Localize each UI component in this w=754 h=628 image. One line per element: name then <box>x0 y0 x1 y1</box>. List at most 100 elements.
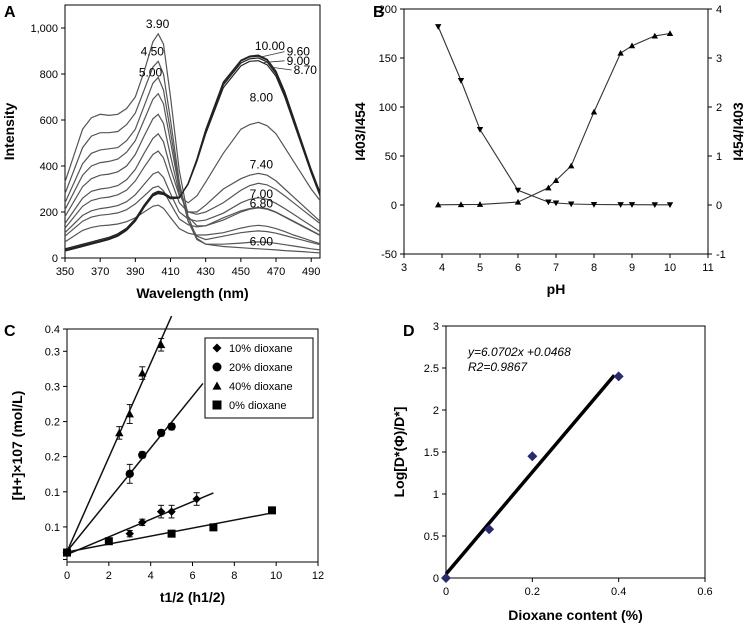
legend-label: 20% dioxane <box>229 362 293 374</box>
data-point <box>568 201 575 208</box>
x-tick-label: 2 <box>106 570 112 582</box>
x-axis-label: Wavelength (nm) <box>136 285 248 301</box>
fit-line <box>66 382 204 552</box>
series-line <box>64 113 321 222</box>
y-tick-label: 2 <box>433 405 439 417</box>
series-line <box>437 26 670 206</box>
series-line <box>64 171 321 234</box>
x-tick-label: 370 <box>91 266 109 278</box>
x-tick-label: 390 <box>126 266 144 278</box>
x-tick-label: 10 <box>270 570 282 582</box>
x-tick-label: 410 <box>161 266 179 278</box>
y-tick-label: 0 <box>52 253 58 265</box>
legend-marker <box>212 400 222 410</box>
y-tick-label: 0.5 <box>424 531 439 543</box>
plot-frame <box>403 8 709 255</box>
y-axis-label: [H+]×107 (mol/L) <box>9 391 25 501</box>
y-tick-label: 0.1 <box>45 522 60 534</box>
x-tick-label: 6 <box>189 570 195 582</box>
series-line <box>438 32 671 206</box>
data-point <box>156 340 166 349</box>
x-tick-label: 4 <box>148 570 154 582</box>
data-point <box>666 30 674 37</box>
series-line <box>64 121 321 224</box>
y-tick-label: 400 <box>40 161 58 173</box>
data-point <box>441 573 451 583</box>
data-point <box>552 200 560 207</box>
data-point <box>167 422 176 431</box>
panel-letter-a: A <box>4 4 16 21</box>
data-point <box>666 202 674 209</box>
data-point <box>545 199 552 206</box>
y-tick-label-right: -1 <box>716 249 726 261</box>
x-tick-label: 0.4 <box>611 586 626 598</box>
ph-annotation: 3.90 <box>146 17 170 31</box>
data-point <box>514 198 522 205</box>
data-point <box>63 548 71 557</box>
y-tick-label: 0.3 <box>45 346 60 358</box>
x-tick-label: 12 <box>312 570 324 582</box>
y-tick-label: 0.4 <box>45 324 60 336</box>
data-point <box>476 201 484 207</box>
panel-d-chart: 0 0.2 0.4 0.6 0 0.5 1 1.5 2 2.5 3 Dioxane content (… <box>391 321 713 623</box>
x-tick-label: 11 <box>702 262 713 274</box>
series-line <box>64 54 321 252</box>
annotation-leader <box>261 51 285 58</box>
data-point <box>167 507 176 516</box>
data-point <box>457 77 465 84</box>
series-line <box>64 185 321 237</box>
data-point <box>568 162 575 169</box>
annotation-leader <box>263 60 285 63</box>
series-line <box>64 32 321 254</box>
y-tick-label: 2.5 <box>424 363 439 375</box>
panel-c-chart: 0 2 4 6 8 10 12 0.1 0.1 0.2 0.2 0.3 0.3 0.4 t1/2 (h1/2… <box>9 315 324 605</box>
data-point <box>590 108 598 115</box>
x-tick-label: 450 <box>232 266 250 278</box>
data-point <box>476 126 484 133</box>
data-point <box>192 494 201 504</box>
x-tick-label: 7 <box>553 262 559 274</box>
ph-annotation: 10.00 <box>255 39 285 53</box>
y-axis-label-left: I403/I454 <box>352 102 368 161</box>
y-tick-label: 3 <box>433 321 439 333</box>
data-point <box>617 49 624 56</box>
legend-label: 10% dioxane <box>229 343 293 355</box>
data-point <box>628 202 636 208</box>
data-point <box>628 42 636 49</box>
data-point <box>651 32 658 39</box>
data-point <box>138 368 147 377</box>
ph-annotation: 7.40 <box>250 157 274 171</box>
y-tick-label: 1.5 <box>424 447 439 459</box>
x-tick-label: 350 <box>56 266 74 278</box>
y-tick-label-right: 4 <box>716 4 722 16</box>
y-tick-label: 1 <box>433 489 439 501</box>
y-tick-label-left: 0 <box>391 200 397 212</box>
data-point <box>435 201 442 208</box>
data-point <box>651 202 658 209</box>
ph-annotation: 9.60 <box>287 45 311 59</box>
y-tick-label-left: -50 <box>381 249 397 261</box>
panel-a-chart: 350 370 390 410 430 450 470 490 0 200 400 600 800 1,0… <box>1 4 321 301</box>
y-tick-label-right: 3 <box>716 53 722 65</box>
data-point <box>527 451 538 462</box>
y-tick-label-left: 200 <box>379 4 397 16</box>
y-tick-label: 800 <box>40 69 58 81</box>
legend-marker <box>212 381 222 390</box>
y-tick-label: 600 <box>40 115 58 127</box>
panel-letter-d: D <box>403 323 415 340</box>
data-point <box>104 537 113 546</box>
y-tick-label-left: 100 <box>379 102 397 114</box>
ph-annotation: 8.70 <box>294 63 318 77</box>
ph-annotation: 5.00 <box>139 65 163 79</box>
y-tick-label: 0.1 <box>45 487 60 499</box>
x-tick-label: 5 <box>477 262 483 274</box>
y-tick-label: 0 <box>433 573 439 585</box>
x-tick-label: 6 <box>515 262 521 274</box>
x-tick-label: 3 <box>401 262 407 274</box>
x-tick-label: 490 <box>302 266 320 278</box>
data-point <box>457 201 465 208</box>
data-point <box>613 371 624 382</box>
x-axis-label: pH <box>547 281 566 297</box>
series-line <box>64 150 321 229</box>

* **Short problem**
Gather every line of the records that contains the word "letter".

* **Correct output**
panel-letter-a: A <box>4 4 16 21</box>
panel-letter-d: D <box>403 323 415 340</box>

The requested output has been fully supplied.